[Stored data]
*-*-*

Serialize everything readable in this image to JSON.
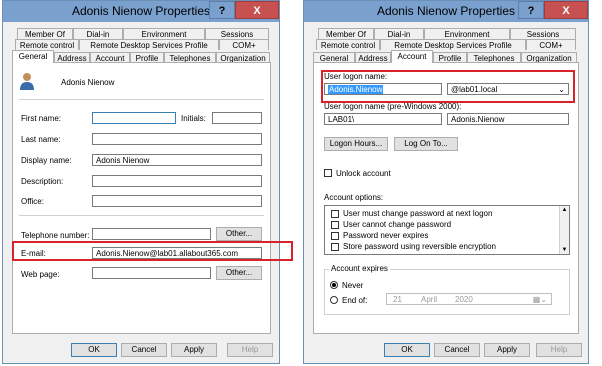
{
  "left_window": {
    "title": "Adonis Nienow Properties",
    "help": "?",
    "close": "X",
    "tabs_row1": [
      "Member Of",
      "Dial-in",
      "Environment",
      "Sessions"
    ],
    "tabs_row2": [
      "Remote control",
      "Remote Desktop Services Profile",
      "COM+"
    ],
    "tabs_row3": [
      "General",
      "Address",
      "Account",
      "Profile",
      "Telephones",
      "Organization"
    ],
    "active_tab": "General",
    "display_header": "Adonis Nienow",
    "fields": {
      "first_name_label": "First name:",
      "first_name": "",
      "initials_label": "Initials:",
      "initials": "",
      "last_name_label": "Last name:",
      "last_name": "",
      "display_name_label": "Display name:",
      "display_name": "Adonis Nienow",
      "description_label": "Description:",
      "description": "",
      "office_label": "Office:",
      "office": "",
      "telephone_label": "Telephone number:",
      "telephone": "",
      "email_label": "E-mail:",
      "email": "Adonis.Nienow@lab01.allabout365.com",
      "webpage_label": "Web page:",
      "webpage": ""
    },
    "other_button": "Other...",
    "buttons": [
      "OK",
      "Cancel",
      "Apply",
      "Help"
    ]
  },
  "right_window": {
    "title": "Adonis Nienow Properties",
    "help": "?",
    "close": "X",
    "tabs_row1": [
      "Member Of",
      "Dial-in",
      "Environment",
      "Sessions"
    ],
    "tabs_row2": [
      "Remote control",
      "Remote Desktop Services Profile",
      "COM+"
    ],
    "tabs_row3": [
      "General",
      "Address",
      "Account",
      "Profile",
      "Telephones",
      "Organization"
    ],
    "active_tab": "Account",
    "logon_name_label": "User logon name:",
    "logon_name": "Adonis.Nienow",
    "upn_suffix": "@lab01.local",
    "pre2000_label": "User logon name (pre-Windows 2000):",
    "pre2000_domain": "LAB01\\",
    "pre2000_name": "Adonis.Nienow",
    "logon_hours_button": "Logon Hours...",
    "logon_to_button": "Log On To...",
    "unlock_label": "Unlock account",
    "account_options_label": "Account options:",
    "account_options": [
      "User must change password at next logon",
      "User cannot change password",
      "Password never expires",
      "Store password using reversible encryption"
    ],
    "account_expires_label": "Account expires",
    "never_label": "Never",
    "end_of_label": "End of:",
    "end_of_date": {
      "day": "21",
      "month": "April",
      "year": "2020"
    },
    "buttons": [
      "OK",
      "Cancel",
      "Apply",
      "Help"
    ]
  },
  "colors": {
    "highlight_box": "#d9232a",
    "titlebar": "#7aa0cd",
    "close_button": "#c75050",
    "selection": "#3399ff"
  }
}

*-*-*

* EXERCISE REQUIREMENTS: Copy down every line of the material above that includes the string "Adonis".

* FINISHED ANSWER:
    "title": "Adonis Nienow Properties",
    "display_header": "Adonis Nienow",
      "display_name": "Adonis Nienow",
      "email": "Adonis.Nienow@lab01.allabout365.com",
    "title": "Adonis Nienow Properties",
    "logon_name": "Adonis.Nienow",
    "pre2000_name": "Adonis.Nienow",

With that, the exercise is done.